■ EXCERPT PROVIDED:
begin

Full moon over White Sands – July 3, 2023

 

It’s not just that we wanted to see White Sands National Park while we were vacationing in Ruidoso, New Mexico. It’s that we happened to be there when there would be a full moon, a “strawberry super moon” according to the lunar calendar, and it wasn’t hard to imagine the beauty of a moon like that over the white sands would be breathtaking.

We left Ruidoso about 3:30 p.m. under a light sprinkle. We would head for Cloudcroft first to get acquainted. Then we would go from there to the park. And that’s about as far as my imagined visit to White Sands would correspond to reality.

First, we managed to ignore the GPS and miss a crucial turn. The good news is that because of that little error, we ended up in a gas station with the cheapest gas we’d seen on the whole trip. One pump per aisle, one grade of gas. Needing a fillup, we saw our mistake as a blessing, then turned around to get back on track.

“Track” is a pretty good description of what we got back on. It was a little curious to me that the new GPS instructions routed us around a few dumpsters and a weedy gravel driveway. All too soon I asked Nora, “Is this the road we’re supposed to be on?” Gravel, barely two lanes, wandering into thick woods. It was scenic and suspicious. On a busy holiday weekend, we were in the only car we saw for half an hour. I was suddenly grateful for my Outback with all-wheel drive.

end

Write out the account of the White Sands trip between "First, we managed" and "back on track.", inclusive, keeping every word and mark unchanged.

(Records from a data source)
begin

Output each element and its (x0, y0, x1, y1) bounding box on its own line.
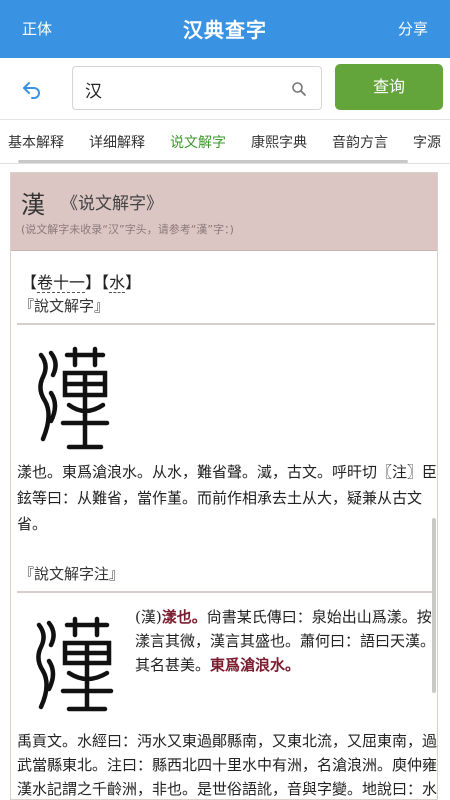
divider (17, 591, 435, 593)
tab-bar: 基本解释 详细解释 说文解字 康熙字典 音韵方言 字源 (0, 120, 450, 164)
tab-kangxi[interactable]: 康熙字典 (251, 132, 307, 152)
tab-shuowen[interactable]: 说文解字 (170, 132, 226, 152)
tab-basic[interactable]: 基本解释 (8, 132, 64, 152)
app-title: 汉典查字 (183, 18, 267, 42)
search-bar: 查询 (0, 58, 450, 120)
back-icon[interactable] (20, 77, 44, 101)
search-input[interactable] (85, 75, 285, 103)
app-header: 正体 汉典查字 分享 (0, 0, 450, 58)
search-box (72, 66, 322, 110)
search-icon[interactable] (291, 81, 307, 97)
entry-book-title: 《说文解字》 (61, 194, 163, 214)
shuowen-definition: 漾也。東爲滄浪水。从水，難省聲。㵄，古文。呼旰切〖注〗臣鉉等曰：从難省，當作堇。… (17, 463, 438, 533)
share-button[interactable]: 分享 (398, 18, 428, 39)
section-title-shuowen-zhu: 『說文解字注』 (19, 565, 125, 583)
tab-etymology[interactable]: 字源 (413, 132, 441, 152)
query-button[interactable]: 查询 (335, 64, 443, 110)
divider (17, 323, 435, 325)
seal-script-glyph (36, 616, 114, 712)
tab-detailed[interactable]: 详细解释 (89, 132, 145, 152)
section-title-shuowen: 『說文解字』 (19, 297, 110, 315)
tab-phonology[interactable]: 音韵方言 (332, 132, 388, 152)
juan-link[interactable]: 卷十一 (37, 273, 86, 293)
entry-character: 漢 (21, 191, 45, 219)
entry-header: 漢 《说文解字》 (说文解字未收录“汉”字头，请参考“漢”字：) (11, 173, 437, 251)
shuowen-zhu-definition-top: (漢)漾也。尙書某氏傳曰：泉始出山爲漾。按漾言其微，漢言其盛也。蕭何曰：語曰天漢… (135, 608, 436, 674)
radical-line: 【卷十一】【水】 (21, 273, 142, 293)
seal-script-glyph (38, 346, 110, 450)
content-scrollbar[interactable] (432, 518, 436, 693)
content-panel: 漢 《说文解字》 (说文解字未收录“汉”字头，请参考“漢”字：) 【卷十一】【水… (10, 172, 438, 800)
radical-link[interactable]: 水 (109, 273, 126, 293)
entry-note: (说文解字未收录“汉”字头，请参考“漢”字：) (21, 223, 234, 236)
tabs-scrollbar[interactable] (18, 160, 408, 163)
shuowen-zhu-definition-rest: 禹貢文。水經曰：沔水又東過鄖縣南，又東北流，又屈東南，過武當縣東北。注曰：縣西北… (17, 732, 438, 798)
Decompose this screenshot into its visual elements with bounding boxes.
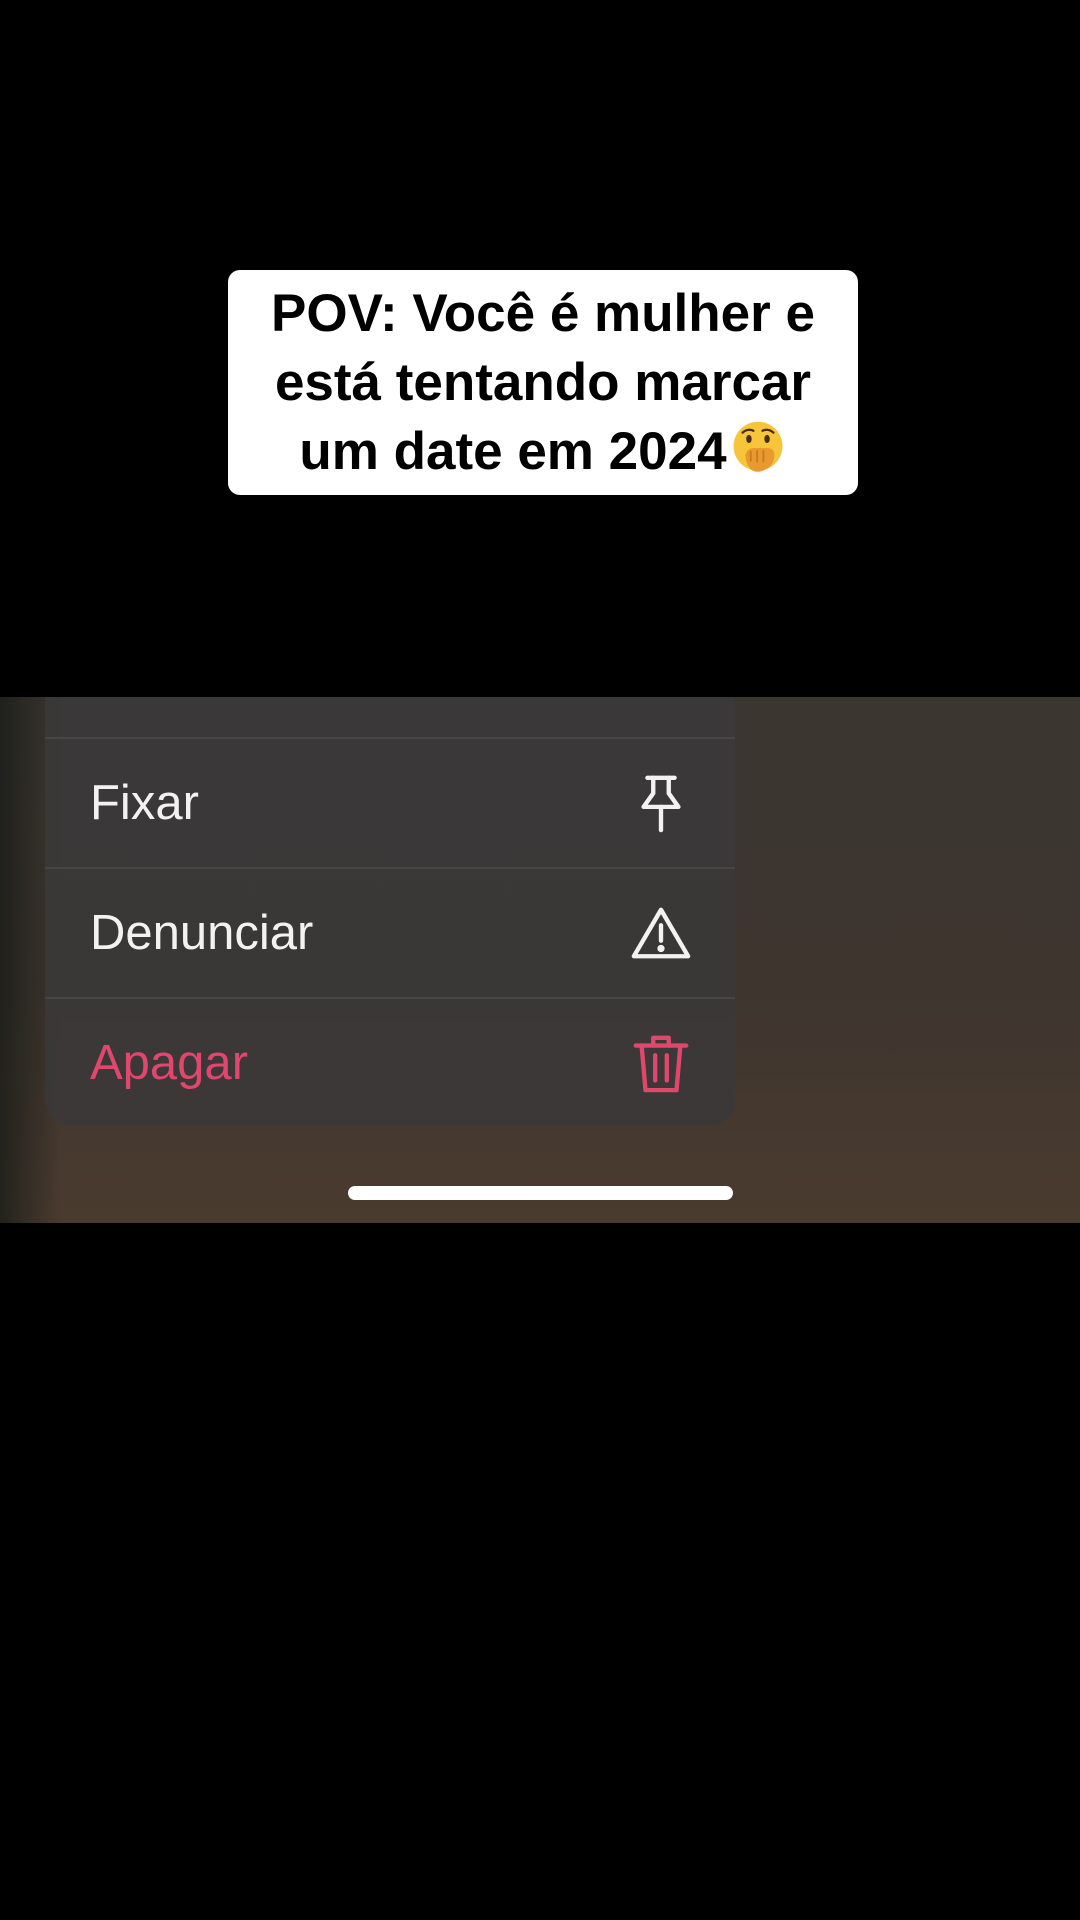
- menu-item-fixar[interactable]: Fixar: [45, 737, 735, 867]
- menu-item-apagar[interactable]: Apagar: [45, 997, 735, 1127]
- face-with-hand-over-mouth-icon: [733, 421, 783, 472]
- caption-line-3-text: um date em 2024: [299, 422, 727, 481]
- caption-line-1: POV: Você é mulher e: [271, 284, 815, 343]
- menu-item-label: Denunciar: [90, 906, 314, 960]
- home-indicator[interactable]: [348, 1186, 733, 1200]
- video-frame: Fixar Denunciar Apagar: [0, 697, 1080, 1223]
- caption-line-2: está tentando marcar: [274, 353, 812, 412]
- menu-item-label: Fixar: [90, 776, 199, 830]
- warning-triangle-icon: [631, 907, 691, 959]
- menu-item-label: Apagar: [90, 1036, 249, 1090]
- caption-line-3: um date em 2024: [299, 417, 786, 486]
- caption-box: POV: Você é mulher e está tentando marca…: [228, 270, 858, 495]
- menu-item-denunciar[interactable]: Denunciar: [45, 867, 735, 997]
- context-menu: Fixar Denunciar Apagar: [45, 697, 735, 1125]
- trash-icon: [633, 1035, 689, 1093]
- pin-icon: [641, 775, 681, 833]
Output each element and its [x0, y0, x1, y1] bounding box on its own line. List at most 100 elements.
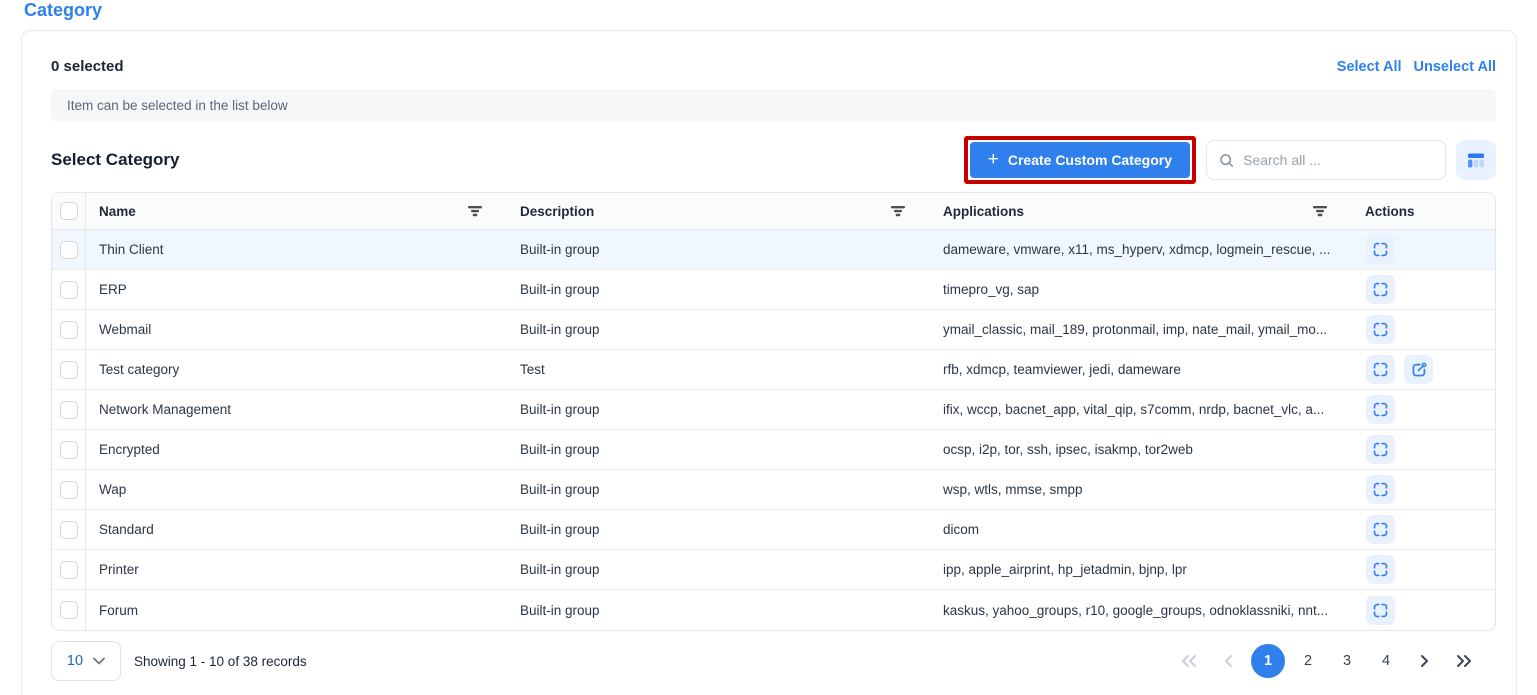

end

■ TASK RESPONSE:
First, we managed to ignore the GPS and miss a crucial turn. The good news is that because of that little error, we ended up in a gas station with the cheapest gas we’d seen on the whole trip. One pump per aisle, one grade of gas. Needing a fillup, we saw our mistake as a blessing, then turned around to get back on track.